DESCRIPTION OF THE TASK:
Make an exact copy of all the records.

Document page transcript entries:
*-*-*

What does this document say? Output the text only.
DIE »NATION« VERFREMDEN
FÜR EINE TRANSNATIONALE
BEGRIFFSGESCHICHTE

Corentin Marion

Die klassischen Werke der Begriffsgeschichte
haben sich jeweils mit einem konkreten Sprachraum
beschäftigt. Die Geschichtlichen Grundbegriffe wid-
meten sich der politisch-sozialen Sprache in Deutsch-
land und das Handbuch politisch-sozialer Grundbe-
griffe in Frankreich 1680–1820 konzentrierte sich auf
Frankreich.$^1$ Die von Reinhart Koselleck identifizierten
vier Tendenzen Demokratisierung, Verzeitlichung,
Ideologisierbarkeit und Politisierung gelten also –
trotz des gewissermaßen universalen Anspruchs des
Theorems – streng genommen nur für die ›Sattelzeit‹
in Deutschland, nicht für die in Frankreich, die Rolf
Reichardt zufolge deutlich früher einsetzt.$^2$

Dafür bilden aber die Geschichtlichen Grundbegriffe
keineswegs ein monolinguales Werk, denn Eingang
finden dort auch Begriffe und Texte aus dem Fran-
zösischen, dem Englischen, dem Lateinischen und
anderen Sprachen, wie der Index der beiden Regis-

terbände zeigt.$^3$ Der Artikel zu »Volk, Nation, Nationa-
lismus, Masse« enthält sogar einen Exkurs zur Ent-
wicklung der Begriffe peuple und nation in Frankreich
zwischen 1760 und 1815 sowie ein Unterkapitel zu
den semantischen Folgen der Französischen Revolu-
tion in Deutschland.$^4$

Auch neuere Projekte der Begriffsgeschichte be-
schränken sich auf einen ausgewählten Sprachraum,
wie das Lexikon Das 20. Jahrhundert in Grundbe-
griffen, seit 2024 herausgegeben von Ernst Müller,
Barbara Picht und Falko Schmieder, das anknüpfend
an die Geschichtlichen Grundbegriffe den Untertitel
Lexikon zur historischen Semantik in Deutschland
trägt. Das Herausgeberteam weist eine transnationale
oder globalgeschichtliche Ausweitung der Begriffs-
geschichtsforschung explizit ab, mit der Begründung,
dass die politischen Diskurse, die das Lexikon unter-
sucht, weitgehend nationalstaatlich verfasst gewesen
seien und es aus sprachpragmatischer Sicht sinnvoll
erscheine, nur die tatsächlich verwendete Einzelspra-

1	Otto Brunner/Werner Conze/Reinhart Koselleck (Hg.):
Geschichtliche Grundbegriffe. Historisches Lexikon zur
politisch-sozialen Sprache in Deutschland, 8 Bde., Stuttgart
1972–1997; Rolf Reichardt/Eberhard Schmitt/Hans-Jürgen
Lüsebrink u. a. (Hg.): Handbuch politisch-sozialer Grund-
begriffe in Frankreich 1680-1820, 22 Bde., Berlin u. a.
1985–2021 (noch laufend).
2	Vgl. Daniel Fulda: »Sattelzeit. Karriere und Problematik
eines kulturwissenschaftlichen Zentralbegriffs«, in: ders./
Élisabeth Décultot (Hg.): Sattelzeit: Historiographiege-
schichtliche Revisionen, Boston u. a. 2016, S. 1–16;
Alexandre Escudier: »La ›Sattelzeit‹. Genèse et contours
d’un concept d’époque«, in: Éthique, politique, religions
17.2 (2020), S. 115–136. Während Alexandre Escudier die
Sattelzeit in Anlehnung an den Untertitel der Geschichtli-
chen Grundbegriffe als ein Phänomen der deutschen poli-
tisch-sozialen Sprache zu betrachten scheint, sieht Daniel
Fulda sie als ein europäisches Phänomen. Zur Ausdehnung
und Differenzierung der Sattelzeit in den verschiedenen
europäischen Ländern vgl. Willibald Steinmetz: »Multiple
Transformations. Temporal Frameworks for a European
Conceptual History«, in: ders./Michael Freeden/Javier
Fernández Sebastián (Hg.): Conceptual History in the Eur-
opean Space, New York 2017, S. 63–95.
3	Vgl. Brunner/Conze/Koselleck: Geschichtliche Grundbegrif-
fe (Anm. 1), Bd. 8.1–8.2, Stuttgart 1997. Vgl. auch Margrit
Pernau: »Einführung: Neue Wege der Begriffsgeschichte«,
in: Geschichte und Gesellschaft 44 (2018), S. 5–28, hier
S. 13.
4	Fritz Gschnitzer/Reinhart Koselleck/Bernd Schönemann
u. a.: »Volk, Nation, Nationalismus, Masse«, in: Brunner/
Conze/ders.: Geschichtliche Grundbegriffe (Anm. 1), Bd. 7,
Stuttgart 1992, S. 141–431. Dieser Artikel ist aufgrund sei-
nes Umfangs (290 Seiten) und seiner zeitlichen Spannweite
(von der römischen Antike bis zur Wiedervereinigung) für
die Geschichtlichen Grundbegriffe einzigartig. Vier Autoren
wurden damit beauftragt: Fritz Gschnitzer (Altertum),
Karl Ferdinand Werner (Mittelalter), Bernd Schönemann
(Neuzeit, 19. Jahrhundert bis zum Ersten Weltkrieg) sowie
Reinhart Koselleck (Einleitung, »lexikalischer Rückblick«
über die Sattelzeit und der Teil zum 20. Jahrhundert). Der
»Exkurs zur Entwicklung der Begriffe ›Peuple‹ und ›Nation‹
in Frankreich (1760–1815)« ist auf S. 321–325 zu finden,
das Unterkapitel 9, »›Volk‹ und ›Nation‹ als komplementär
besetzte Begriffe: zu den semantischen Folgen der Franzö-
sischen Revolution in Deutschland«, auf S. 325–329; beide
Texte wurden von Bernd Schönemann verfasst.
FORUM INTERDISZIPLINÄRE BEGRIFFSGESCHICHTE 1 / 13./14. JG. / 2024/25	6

*-*-*

EXERCISE SOLUTION:
What does this document say? Output the text only.
DIE »NATION« VERFREMDEN
FÜR EINE TRANSNATIONALE
BEGRIFFSGESCHICHTE

Corentin Marion

Die klassischen Werke der Begriffsgeschichte
haben sich jeweils mit einem konkreten Sprachraum
beschäftigt. Die Geschichtlichen Grundbegriffe wid-
meten sich der politisch-sozialen Sprache in Deutsch-
land und das Handbuch politisch-sozialer Grundbe-
griffe in Frankreich 1680–1820 konzentrierte sich auf
Frankreich.$^1$ Die von Reinhart Koselleck identifizierten
vier Tendenzen Demokratisierung, Verzeitlichung,
Ideologisierbarkeit und Politisierung gelten also –
trotz des gewissermaßen universalen Anspruchs des
Theorems – streng genommen nur für die ›Sattelzeit‹
in Deutschland, nicht für die in Frankreich, die Rolf
Reichardt zufolge deutlich früher einsetzt.$^2$

Dafür bilden aber die Geschichtlichen Grundbegriffe
keineswegs ein monolinguales Werk, denn Eingang
finden dort auch Begriffe und Texte aus dem Fran-
zösischen, dem Englischen, dem Lateinischen und
anderen Sprachen, wie der Index der beiden Regis-

terbände zeigt.$^3$ Der Artikel zu »Volk, Nation, Nationa-
lismus, Masse« enthält sogar einen Exkurs zur Ent-
wicklung der Begriffe peuple und nation in Frankreich
zwischen 1760 und 1815 sowie ein Unterkapitel zu
den semantischen Folgen der Französischen Revolu-
tion in Deutschland.$^4$

Auch neuere Projekte der Begriffsgeschichte be-
schränken sich auf einen ausgewählten Sprachraum,
wie das Lexikon Das 20. Jahrhundert in Grundbe-
griffen, seit 2024 herausgegeben von Ernst Müller,
Barbara Picht und Falko Schmieder, das anknüpfend
an die Geschichtlichen Grundbegriffe den Untertitel
Lexikon zur historischen Semantik in Deutschland
trägt. Das Herausgeberteam weist eine transnationale
oder globalgeschichtliche Ausweitung der Begriffs-
geschichtsforschung explizit ab, mit der Begründung,
dass die politischen Diskurse, die das Lexikon unter-
sucht, weitgehend nationalstaatlich verfasst gewesen
seien und es aus sprachpragmatischer Sicht sinnvoll
erscheine, nur die tatsächlich verwendete Einzelspra-

1	Otto Brunner/Werner Conze/Reinhart Koselleck (Hg.):
Geschichtliche Grundbegriffe. Historisches Lexikon zur
politisch-sozialen Sprache in Deutschland, 8 Bde., Stuttgart
1972–1997; Rolf Reichardt/Eberhard Schmitt/Hans-Jürgen
Lüsebrink u. a. (Hg.): Handbuch politisch-sozialer Grund-
begriffe in Frankreich 1680-1820, 22 Bde., Berlin u. a.
1985–2021 (noch laufend).
2	Vgl. Daniel Fulda: »Sattelzeit. Karriere und Problematik
eines kulturwissenschaftlichen Zentralbegriffs«, in: ders./
Élisabeth Décultot (Hg.): Sattelzeit: Historiographiege-
schichtliche Revisionen, Boston u. a. 2016, S. 1–16;
Alexandre Escudier: »La ›Sattelzeit‹. Genèse et contours
d’un concept d’époque«, in: Éthique, politique, religions
17.2 (2020), S. 115–136. Während Alexandre Escudier die
Sattelzeit in Anlehnung an den Untertitel der Geschichtli-
chen Grundbegriffe als ein Phänomen der deutschen poli-
tisch-sozialen Sprache zu betrachten scheint, sieht Daniel
Fulda sie als ein europäisches Phänomen. Zur Ausdehnung
und Differenzierung der Sattelzeit in den verschiedenen
europäischen Ländern vgl. Willibald Steinmetz: »Multiple
Transformations. Temporal Frameworks for a European
Conceptual History«, in: ders./Michael Freeden/Javier
Fernández Sebastián (Hg.): Conceptual History in the Eur-
opean Space, New York 2017, S. 63–95.
3	Vgl. Brunner/Conze/Koselleck: Geschichtliche Grundbegrif-
fe (Anm. 1), Bd. 8.1–8.2, Stuttgart 1997. Vgl. auch Margrit
Pernau: »Einführung: Neue Wege der Begriffsgeschichte«,
in: Geschichte und Gesellschaft 44 (2018), S. 5–28, hier
S. 13.
4	Fritz Gschnitzer/Reinhart Koselleck/Bernd Schönemann
u. a.: »Volk, Nation, Nationalismus, Masse«, in: Brunner/
Conze/ders.: Geschichtliche Grundbegriffe (Anm. 1), Bd. 7,
Stuttgart 1992, S. 141–431. Dieser Artikel ist aufgrund sei-
nes Umfangs (290 Seiten) und seiner zeitlichen Spannweite
(von der römischen Antike bis zur Wiedervereinigung) für
die Geschichtlichen Grundbegriffe einzigartig. Vier Autoren
wurden damit beauftragt: Fritz Gschnitzer (Altertum),
Karl Ferdinand Werner (Mittelalter), Bernd Schönemann
(Neuzeit, 19. Jahrhundert bis zum Ersten Weltkrieg) sowie
Reinhart Koselleck (Einleitung, »lexikalischer Rückblick«
über die Sattelzeit und der Teil zum 20. Jahrhundert). Der
»Exkurs zur Entwicklung der Begriffe ›Peuple‹ und ›Nation‹
in Frankreich (1760–1815)« ist auf S. 321–325 zu finden,
das Unterkapitel 9, »›Volk‹ und ›Nation‹ als komplementär
besetzte Begriffe: zu den semantischen Folgen der Franzö-
sischen Revolution in Deutschland«, auf S. 325–329; beide
Texte wurden von Bernd Schönemann verfasst.
FORUM INTERDISZIPLINÄRE BEGRIFFSGESCHICHTE 1 / 13./14. JG. / 2024/25	6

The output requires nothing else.